EXCERPT section start

The Power of Independent Thinking

←  PUBLICATIONS



Stay Connected
Get the latest updates straight to your inbox.



The Lighthouse®

The Lighthouse® is the weekly email newsletter of the Independent Institute.
Subscribe now, or browse Back Issues.


Volume 8, Issue 13: March 27, 2006

  1. JUDGE AND JURY -- New Book Puts American Tort Law on Trial
  2. Bad Timing for Unfair Oil Tax Hike
  3. Eradication Efforts Fail to Slow Latin Drug Trade
  4. Iraq War: Vietnam Redux


1) JUDGE AND JURY -- New Book Puts American Tort Law on Trial

Is the U.S. tort system, including product liability and medical malpractice, in crisis? Are juries too easily swayed by emotion? Should the United States replace jury trials and rely exclusively on judges, as most countries do? How does the method in which judges are selected affect tort awards when a defendant comes from another state? Do contingent fees create a conflict of interest between plaintiffs' lawyers their clients?

In their new book, JUDGE AND JURY: American Tort Law on Trial, economists Eric Helland and Alexander Tabarrok subject these questions to scrutiny -- and reveal several surprising findings. Here are a couple:

* Tort awards vary by county poverty rates and by ethnicity. As county poverty rate increases from 4.1% to 21.9%, the average award triples from just over $400,000 to just over $1.3 million. For every percentage point increase in the poverty rate, awards increase by about $34,000. A percentage point increase in black and Hispanic poverty rates raises awards by $20,000 and $78,000, respectively, but the same percentage increase in white poverty rates decreases awards by $8,644.

* Partisan elections encourage judges to rule in favor of larger awards. In cases involving out-of-state defendants and instate plaintiffs, the average award is $363,000 higher in states with partisan elections compared to states with nonpartisan elections. Approximately $230,000 of the larger award is due to a bias against out-of-state defendants, and the rest is due to generally higher awards against business in partisan states.

Helland and Tabarrok also find that contingent fees help reduce frivolous lawsuits because a lawyer on contingent fee is unlikely to take a case he thinks will lose. Finally, Helland and Tabarrok look at reform proposals, including the Class-Action Fairness Act of 2005 and limitations on judges and juries by statute and by contract.

EXCERPT section end
ENTRIES PROVIDED section start

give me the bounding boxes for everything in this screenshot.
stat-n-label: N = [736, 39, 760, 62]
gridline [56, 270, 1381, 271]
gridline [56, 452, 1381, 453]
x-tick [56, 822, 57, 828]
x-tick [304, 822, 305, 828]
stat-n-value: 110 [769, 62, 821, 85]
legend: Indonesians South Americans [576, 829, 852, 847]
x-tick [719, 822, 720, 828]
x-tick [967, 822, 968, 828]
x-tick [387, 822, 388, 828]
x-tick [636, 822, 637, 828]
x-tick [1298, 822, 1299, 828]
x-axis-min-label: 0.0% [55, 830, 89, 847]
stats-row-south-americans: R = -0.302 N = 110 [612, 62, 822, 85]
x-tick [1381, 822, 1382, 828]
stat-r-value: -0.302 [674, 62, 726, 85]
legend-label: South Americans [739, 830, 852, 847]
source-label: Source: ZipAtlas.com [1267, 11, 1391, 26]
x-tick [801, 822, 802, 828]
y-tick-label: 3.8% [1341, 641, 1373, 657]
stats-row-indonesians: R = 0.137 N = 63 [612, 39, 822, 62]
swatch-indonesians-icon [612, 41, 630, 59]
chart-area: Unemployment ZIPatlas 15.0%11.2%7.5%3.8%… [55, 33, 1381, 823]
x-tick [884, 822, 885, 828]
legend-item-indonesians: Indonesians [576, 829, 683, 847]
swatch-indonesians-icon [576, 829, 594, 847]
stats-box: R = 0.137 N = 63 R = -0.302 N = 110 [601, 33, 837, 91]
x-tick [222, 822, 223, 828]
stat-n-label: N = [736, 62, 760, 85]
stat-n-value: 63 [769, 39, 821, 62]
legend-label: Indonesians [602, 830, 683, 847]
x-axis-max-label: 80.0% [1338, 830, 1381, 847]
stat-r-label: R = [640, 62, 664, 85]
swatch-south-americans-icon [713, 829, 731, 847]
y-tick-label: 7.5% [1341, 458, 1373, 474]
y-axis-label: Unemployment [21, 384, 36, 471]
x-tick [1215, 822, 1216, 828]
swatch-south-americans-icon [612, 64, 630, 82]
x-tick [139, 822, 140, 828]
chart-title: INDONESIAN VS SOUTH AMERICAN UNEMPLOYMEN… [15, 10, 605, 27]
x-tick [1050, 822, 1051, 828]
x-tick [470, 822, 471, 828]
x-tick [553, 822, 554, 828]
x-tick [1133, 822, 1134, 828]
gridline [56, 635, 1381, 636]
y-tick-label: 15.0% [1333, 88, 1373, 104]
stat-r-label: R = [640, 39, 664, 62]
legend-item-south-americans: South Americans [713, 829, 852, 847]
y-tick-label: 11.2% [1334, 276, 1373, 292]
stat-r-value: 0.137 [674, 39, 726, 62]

ENTRIES PROVIDED section end

▶ **ACTIVITY**: List every article title in the numbered contents of Volume 8, Issue 13 of the newsletter text above.

▶ **YOUR SOLUTION**:
1. JUDGE AND JURY -- New Book Puts American Tort Law on Trial
2. Bad Timing for Unfair Oil Tax Hike
3. Eradication Efforts Fail to Slow Latin Drug Trade
4. Iraq War: Vietnam Redux